Scan the listing below. Report each line that includes "正确的是".

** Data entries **
________________

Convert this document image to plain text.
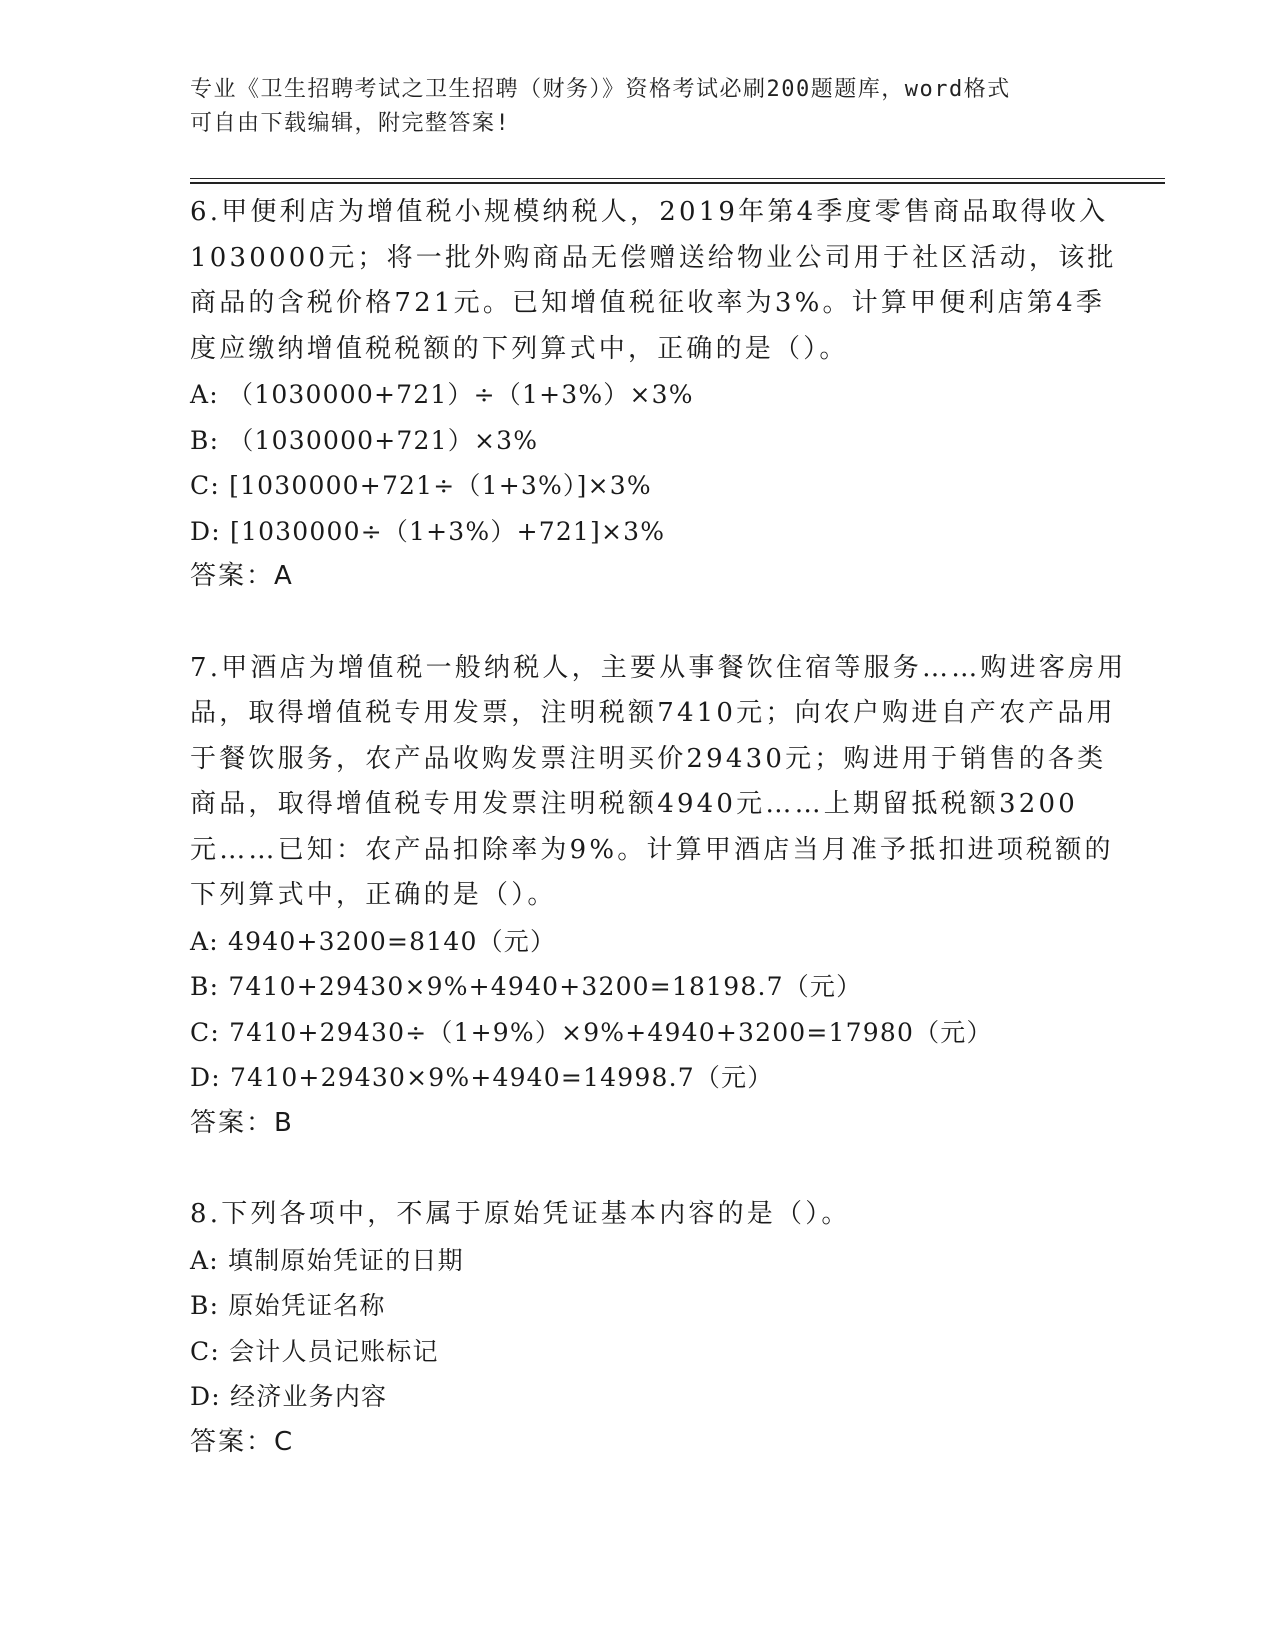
专业《卫生招聘考试之卫生招聘（财务）》资格考试必刷200题题库，word格式
可自由下载编辑，附完整答案!

6.甲便利店为增值税小规模纳税人，2019年第4季度零售商品取得收入1030000元；将一批外购商品无偿赠送给物业公司用于社区活动，该批商品的含税价格721元。已知增值税征收率为3%。计算甲便利店第4季度应缴纳增值税税额的下列算式中，正确的是（）。

A: （1030000+721）÷（1+3%）×3%

B: （1030000+721）×3%

C: [1030000+721÷（1+3%）]×3%

D: [1030000÷（1+3%）+721]×3%

答案：A

7.甲酒店为增值税一般纳税人，主要从事餐饮住宿等服务……购进客房用品，取得增值税专用发票，注明税额7410元；向农户购进自产农产品用于餐饮服务，农产品收购发票注明买价29430元；购进用于销售的各类商品，取得增值税专用发票注明税额4940元……上期留抵税额3200元……已知：农产品扣除率为9%。计算甲酒店当月准予抵扣进项税额的下列算式中，正确的是（）。

A: 4940+3200=8140（元）

B: 7410+29430×9%+4940+3200=18198.7（元）

C: 7410+29430÷（1+9%）×9%+4940+3200=17980（元）

D: 7410+29430×9%+4940=14998.7（元）

答案：B

8.下列各项中，不属于原始凭证基本内容的是（）。

A: 填制原始凭证的日期

B: 原始凭证名称

C: 会计人员记账标记

D: 经济业务内容

答案：C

________________

** Reply **
6.甲便利店为增值税小规模纳税人，2019年第4季度零售商品取得收入1030000元；将一批外购商品无偿赠送给物业公司用于社区活动，该批商品的含税价格721元。已知增值税征收率为3%。计算甲便利店第4季度应缴纳增值税税额的下列算式中，正确的是（）。
7.甲酒店为增值税一般纳税人，主要从事餐饮住宿等服务……购进客房用品，取得增值税专用发票，注明税额7410元；向农户购进自产农产品用于餐饮服务，农产品收购发票注明买价29430元；购进用于销售的各类商品，取得增值税专用发票注明税额4940元……上期留抵税额3200元……已知：农产品扣除率为9%。计算甲酒店当月准予抵扣进项税额的下列算式中，正确的是（）。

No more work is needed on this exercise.